Aim:
Every record must be written out once more, with nothing added or omitted.

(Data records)

#####

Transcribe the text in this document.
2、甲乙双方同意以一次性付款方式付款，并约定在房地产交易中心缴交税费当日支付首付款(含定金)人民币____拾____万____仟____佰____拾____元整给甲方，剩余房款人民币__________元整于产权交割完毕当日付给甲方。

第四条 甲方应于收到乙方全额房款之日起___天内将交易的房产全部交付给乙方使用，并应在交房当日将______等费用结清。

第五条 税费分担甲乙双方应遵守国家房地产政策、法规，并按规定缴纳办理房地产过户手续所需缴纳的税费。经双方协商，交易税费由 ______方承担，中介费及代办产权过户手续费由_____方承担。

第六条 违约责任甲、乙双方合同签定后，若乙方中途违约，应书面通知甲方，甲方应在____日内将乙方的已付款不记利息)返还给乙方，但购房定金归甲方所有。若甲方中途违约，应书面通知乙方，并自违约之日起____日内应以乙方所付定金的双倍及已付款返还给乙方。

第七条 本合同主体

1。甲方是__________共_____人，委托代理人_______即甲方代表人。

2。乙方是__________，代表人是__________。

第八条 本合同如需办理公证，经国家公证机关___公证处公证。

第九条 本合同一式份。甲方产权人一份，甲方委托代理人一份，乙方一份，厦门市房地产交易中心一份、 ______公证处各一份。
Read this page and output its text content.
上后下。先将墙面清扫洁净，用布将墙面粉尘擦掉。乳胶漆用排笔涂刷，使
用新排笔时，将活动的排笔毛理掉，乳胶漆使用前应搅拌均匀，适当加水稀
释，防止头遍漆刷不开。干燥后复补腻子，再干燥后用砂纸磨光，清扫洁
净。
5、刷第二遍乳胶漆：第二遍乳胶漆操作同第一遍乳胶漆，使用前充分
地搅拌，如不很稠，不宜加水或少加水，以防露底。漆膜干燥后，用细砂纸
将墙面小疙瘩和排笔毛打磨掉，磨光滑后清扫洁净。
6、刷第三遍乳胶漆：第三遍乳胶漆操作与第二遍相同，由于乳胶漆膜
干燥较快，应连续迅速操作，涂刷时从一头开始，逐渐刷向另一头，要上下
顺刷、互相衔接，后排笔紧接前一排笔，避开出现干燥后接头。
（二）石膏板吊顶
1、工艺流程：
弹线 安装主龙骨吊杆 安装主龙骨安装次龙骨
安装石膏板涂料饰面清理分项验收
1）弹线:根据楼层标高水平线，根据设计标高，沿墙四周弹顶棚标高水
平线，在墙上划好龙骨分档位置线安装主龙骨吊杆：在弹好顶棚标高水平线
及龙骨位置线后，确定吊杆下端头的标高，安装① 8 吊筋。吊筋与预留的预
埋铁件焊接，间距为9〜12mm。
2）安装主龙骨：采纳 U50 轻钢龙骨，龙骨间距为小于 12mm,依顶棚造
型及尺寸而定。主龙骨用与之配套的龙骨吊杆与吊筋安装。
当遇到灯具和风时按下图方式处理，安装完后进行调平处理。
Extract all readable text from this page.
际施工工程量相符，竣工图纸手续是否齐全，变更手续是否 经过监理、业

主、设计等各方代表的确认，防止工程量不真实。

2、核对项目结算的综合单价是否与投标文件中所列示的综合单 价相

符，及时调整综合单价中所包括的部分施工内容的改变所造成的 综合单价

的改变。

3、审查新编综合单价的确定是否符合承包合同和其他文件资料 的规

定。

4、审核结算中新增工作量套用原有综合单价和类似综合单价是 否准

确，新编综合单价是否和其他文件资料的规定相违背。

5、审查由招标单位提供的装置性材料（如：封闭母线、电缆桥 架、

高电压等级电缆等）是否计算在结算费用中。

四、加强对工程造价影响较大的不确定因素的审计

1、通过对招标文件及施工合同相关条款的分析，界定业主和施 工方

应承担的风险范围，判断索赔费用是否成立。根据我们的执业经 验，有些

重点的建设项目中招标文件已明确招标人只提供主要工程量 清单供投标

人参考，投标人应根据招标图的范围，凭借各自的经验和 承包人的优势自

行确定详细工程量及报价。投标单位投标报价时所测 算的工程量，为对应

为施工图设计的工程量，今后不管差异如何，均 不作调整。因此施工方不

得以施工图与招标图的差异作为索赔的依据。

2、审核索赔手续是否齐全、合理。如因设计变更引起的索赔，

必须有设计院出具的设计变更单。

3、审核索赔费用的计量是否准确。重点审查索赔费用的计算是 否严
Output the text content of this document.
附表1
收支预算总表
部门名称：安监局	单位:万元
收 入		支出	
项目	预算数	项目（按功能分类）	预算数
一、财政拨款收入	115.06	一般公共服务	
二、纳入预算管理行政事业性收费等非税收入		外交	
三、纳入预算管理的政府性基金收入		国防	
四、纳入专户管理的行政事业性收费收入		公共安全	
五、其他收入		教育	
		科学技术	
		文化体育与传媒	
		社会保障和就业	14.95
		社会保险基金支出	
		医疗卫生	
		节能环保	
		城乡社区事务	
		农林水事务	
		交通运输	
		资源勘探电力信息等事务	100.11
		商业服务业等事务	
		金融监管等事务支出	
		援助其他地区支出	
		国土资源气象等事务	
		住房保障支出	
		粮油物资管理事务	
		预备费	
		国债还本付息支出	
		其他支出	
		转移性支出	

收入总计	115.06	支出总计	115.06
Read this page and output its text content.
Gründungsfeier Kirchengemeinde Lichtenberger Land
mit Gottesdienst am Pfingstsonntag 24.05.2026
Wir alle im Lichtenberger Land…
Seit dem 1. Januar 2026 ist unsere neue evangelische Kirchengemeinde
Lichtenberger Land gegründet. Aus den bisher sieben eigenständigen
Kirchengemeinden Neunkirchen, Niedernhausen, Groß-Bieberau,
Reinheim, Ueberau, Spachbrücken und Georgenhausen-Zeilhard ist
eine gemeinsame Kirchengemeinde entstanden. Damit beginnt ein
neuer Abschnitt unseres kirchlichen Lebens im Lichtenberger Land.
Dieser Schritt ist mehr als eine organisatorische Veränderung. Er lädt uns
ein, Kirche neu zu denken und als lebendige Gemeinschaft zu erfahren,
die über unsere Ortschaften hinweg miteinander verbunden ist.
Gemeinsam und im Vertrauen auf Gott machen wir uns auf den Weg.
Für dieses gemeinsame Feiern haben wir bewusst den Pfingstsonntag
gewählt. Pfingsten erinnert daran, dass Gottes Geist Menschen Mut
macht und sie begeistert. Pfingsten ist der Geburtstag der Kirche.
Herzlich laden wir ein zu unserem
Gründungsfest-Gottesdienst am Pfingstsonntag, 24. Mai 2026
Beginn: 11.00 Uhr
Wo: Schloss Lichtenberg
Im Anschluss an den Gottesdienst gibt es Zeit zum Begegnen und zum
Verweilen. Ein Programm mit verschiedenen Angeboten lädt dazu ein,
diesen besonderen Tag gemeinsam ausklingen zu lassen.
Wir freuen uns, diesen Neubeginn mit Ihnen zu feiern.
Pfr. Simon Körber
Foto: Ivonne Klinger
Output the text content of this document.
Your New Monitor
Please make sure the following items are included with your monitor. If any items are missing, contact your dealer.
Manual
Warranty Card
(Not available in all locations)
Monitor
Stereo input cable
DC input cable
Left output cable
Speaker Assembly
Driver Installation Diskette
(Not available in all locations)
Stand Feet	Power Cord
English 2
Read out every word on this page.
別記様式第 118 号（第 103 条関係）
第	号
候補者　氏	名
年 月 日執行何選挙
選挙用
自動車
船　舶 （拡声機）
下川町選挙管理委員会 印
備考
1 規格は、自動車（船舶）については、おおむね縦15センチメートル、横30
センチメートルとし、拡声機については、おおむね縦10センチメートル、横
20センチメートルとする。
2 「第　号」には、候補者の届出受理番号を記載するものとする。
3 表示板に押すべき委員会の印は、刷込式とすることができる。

#####

Problem solution:
Transcribe the text in this document.
2、甲乙双方同意以一次性付款方式付款，并约定在房地产交易中心缴交税费当日支付首付款(含定金)人民币____拾____万____仟____佰____拾____元整给甲方，剩余房款人民币__________元整于产权交割完毕当日付给甲方。

第四条 甲方应于收到乙方全额房款之日起___天内将交易的房产全部交付给乙方使用，并应在交房当日将______等费用结清。

第五条 税费分担甲乙双方应遵守国家房地产政策、法规，并按规定缴纳办理房地产过户手续所需缴纳的税费。经双方协商，交易税费由 ______方承担，中介费及代办产权过户手续费由_____方承担。

第六条 违约责任甲、乙双方合同签定后，若乙方中途违约，应书面通知甲方，甲方应在____日内将乙方的已付款不记利息)返还给乙方，但购房定金归甲方所有。若甲方中途违约，应书面通知乙方，并自违约之日起____日内应以乙方所付定金的双倍及已付款返还给乙方。

第七条 本合同主体

1。甲方是__________共_____人，委托代理人_______即甲方代表人。

2。乙方是__________，代表人是__________。

第八条 本合同如需办理公证，经国家公证机关___公证处公证。

第九条 本合同一式份。甲方产权人一份，甲方委托代理人一份，乙方一份，厦门市房地产交易中心一份、 ______公证处各一份。
Read this page and output its text content.
上后下。先将墙面清扫洁净，用布将墙面粉尘擦掉。乳胶漆用排笔涂刷，使
用新排笔时，将活动的排笔毛理掉，乳胶漆使用前应搅拌均匀，适当加水稀
释，防止头遍漆刷不开。干燥后复补腻子，再干燥后用砂纸磨光，清扫洁
净。
5、刷第二遍乳胶漆：第二遍乳胶漆操作同第一遍乳胶漆，使用前充分
地搅拌，如不很稠，不宜加水或少加水，以防露底。漆膜干燥后，用细砂纸
将墙面小疙瘩和排笔毛打磨掉，磨光滑后清扫洁净。
6、刷第三遍乳胶漆：第三遍乳胶漆操作与第二遍相同，由于乳胶漆膜
干燥较快，应连续迅速操作，涂刷时从一头开始，逐渐刷向另一头，要上下
顺刷、互相衔接，后排笔紧接前一排笔，避开出现干燥后接头。
（二）石膏板吊顶
1、工艺流程：
弹线 安装主龙骨吊杆 安装主龙骨安装次龙骨
安装石膏板涂料饰面清理分项验收
1）弹线:根据楼层标高水平线，根据设计标高，沿墙四周弹顶棚标高水
平线，在墙上划好龙骨分档位置线安装主龙骨吊杆：在弹好顶棚标高水平线
及龙骨位置线后，确定吊杆下端头的标高，安装① 8 吊筋。吊筋与预留的预
埋铁件焊接，间距为9〜12mm。
2）安装主龙骨：采纳 U50 轻钢龙骨，龙骨间距为小于 12mm,依顶棚造
型及尺寸而定。主龙骨用与之配套的龙骨吊杆与吊筋安装。
当遇到灯具和风时按下图方式处理，安装完后进行调平处理。
Extract all readable text from this page.
际施工工程量相符，竣工图纸手续是否齐全，变更手续是否 经过监理、业

主、设计等各方代表的确认，防止工程量不真实。

2、核对项目结算的综合单价是否与投标文件中所列示的综合单 价相

符，及时调整综合单价中所包括的部分施工内容的改变所造成的 综合单价

的改变。

3、审查新编综合单价的确定是否符合承包合同和其他文件资料 的规

定。

4、审核结算中新增工作量套用原有综合单价和类似综合单价是 否准

确，新编综合单价是否和其他文件资料的规定相违背。

5、审查由招标单位提供的装置性材料（如：封闭母线、电缆桥 架、

高电压等级电缆等）是否计算在结算费用中。

四、加强对工程造价影响较大的不确定因素的审计

1、通过对招标文件及施工合同相关条款的分析，界定业主和施 工方

应承担的风险范围，判断索赔费用是否成立。根据我们的执业经 验，有些

重点的建设项目中招标文件已明确招标人只提供主要工程量 清单供投标

人参考，投标人应根据招标图的范围，凭借各自的经验和 承包人的优势自

行确定详细工程量及报价。投标单位投标报价时所测 算的工程量，为对应

为施工图设计的工程量，今后不管差异如何，均 不作调整。因此施工方不

得以施工图与招标图的差异作为索赔的依据。

2、审核索赔手续是否齐全、合理。如因设计变更引起的索赔，

必须有设计院出具的设计变更单。

3、审核索赔费用的计量是否准确。重点审查索赔费用的计算是 否严
Output the text content of this document.
附表1
收支预算总表
部门名称：安监局	单位:万元
收 入		支出	
项目	预算数	项目（按功能分类）	预算数
一、财政拨款收入	115.06	一般公共服务	
二、纳入预算管理行政事业性收费等非税收入		外交	
三、纳入预算管理的政府性基金收入		国防	
四、纳入专户管理的行政事业性收费收入		公共安全	
五、其他收入		教育	
		科学技术	
		文化体育与传媒	
		社会保障和就业	14.95
		社会保险基金支出	
		医疗卫生	
		节能环保	
		城乡社区事务	
		农林水事务	
		交通运输	
		资源勘探电力信息等事务	100.11
		商业服务业等事务	
		金融监管等事务支出	
		援助其他地区支出	
		国土资源气象等事务	
		住房保障支出	
		粮油物资管理事务	
		预备费	
		国债还本付息支出	
		其他支出	
		转移性支出	

收入总计	115.06	支出总计	115.06
Read this page and output its text content.
Gründungsfeier Kirchengemeinde Lichtenberger Land
mit Gottesdienst am Pfingstsonntag 24.05.2026
Wir alle im Lichtenberger Land…
Seit dem 1. Januar 2026 ist unsere neue evangelische Kirchengemeinde
Lichtenberger Land gegründet. Aus den bisher sieben eigenständigen
Kirchengemeinden Neunkirchen, Niedernhausen, Groß-Bieberau,
Reinheim, Ueberau, Spachbrücken und Georgenhausen-Zeilhard ist
eine gemeinsame Kirchengemeinde entstanden. Damit beginnt ein
neuer Abschnitt unseres kirchlichen Lebens im Lichtenberger Land.
Dieser Schritt ist mehr als eine organisatorische Veränderung. Er lädt uns
ein, Kirche neu zu denken und als lebendige Gemeinschaft zu erfahren,
die über unsere Ortschaften hinweg miteinander verbunden ist.
Gemeinsam und im Vertrauen auf Gott machen wir uns auf den Weg.
Für dieses gemeinsame Feiern haben wir bewusst den Pfingstsonntag
gewählt. Pfingsten erinnert daran, dass Gottes Geist Menschen Mut
macht und sie begeistert. Pfingsten ist der Geburtstag der Kirche.
Herzlich laden wir ein zu unserem
Gründungsfest-Gottesdienst am Pfingstsonntag, 24. Mai 2026
Beginn: 11.00 Uhr
Wo: Schloss Lichtenberg
Im Anschluss an den Gottesdienst gibt es Zeit zum Begegnen und zum
Verweilen. Ein Programm mit verschiedenen Angeboten lädt dazu ein,
diesen besonderen Tag gemeinsam ausklingen zu lassen.
Wir freuen uns, diesen Neubeginn mit Ihnen zu feiern.
Pfr. Simon Körber
Foto: Ivonne Klinger
Output the text content of this document.
Your New Monitor
Please make sure the following items are included with your monitor. If any items are missing, contact your dealer.
Manual
Warranty Card
(Not available in all locations)
Monitor
Stereo input cable
DC input cable
Left output cable
Speaker Assembly
Driver Installation Diskette
(Not available in all locations)
Stand Feet	Power Cord
English 2
Read out every word on this page.
別記様式第 118 号（第 103 条関係）
第	号
候補者　氏	名
年 月 日執行何選挙
選挙用
自動車
船　舶 （拡声機）
下川町選挙管理委員会 印
備考
1 規格は、自動車（船舶）については、おおむね縦15センチメートル、横30
センチメートルとし、拡声機については、おおむね縦10センチメートル、横
20センチメートルとする。
2 「第　号」には、候補者の届出受理番号を記載するものとする。
3 表示板に押すべき委員会の印は、刷込式とすることができる。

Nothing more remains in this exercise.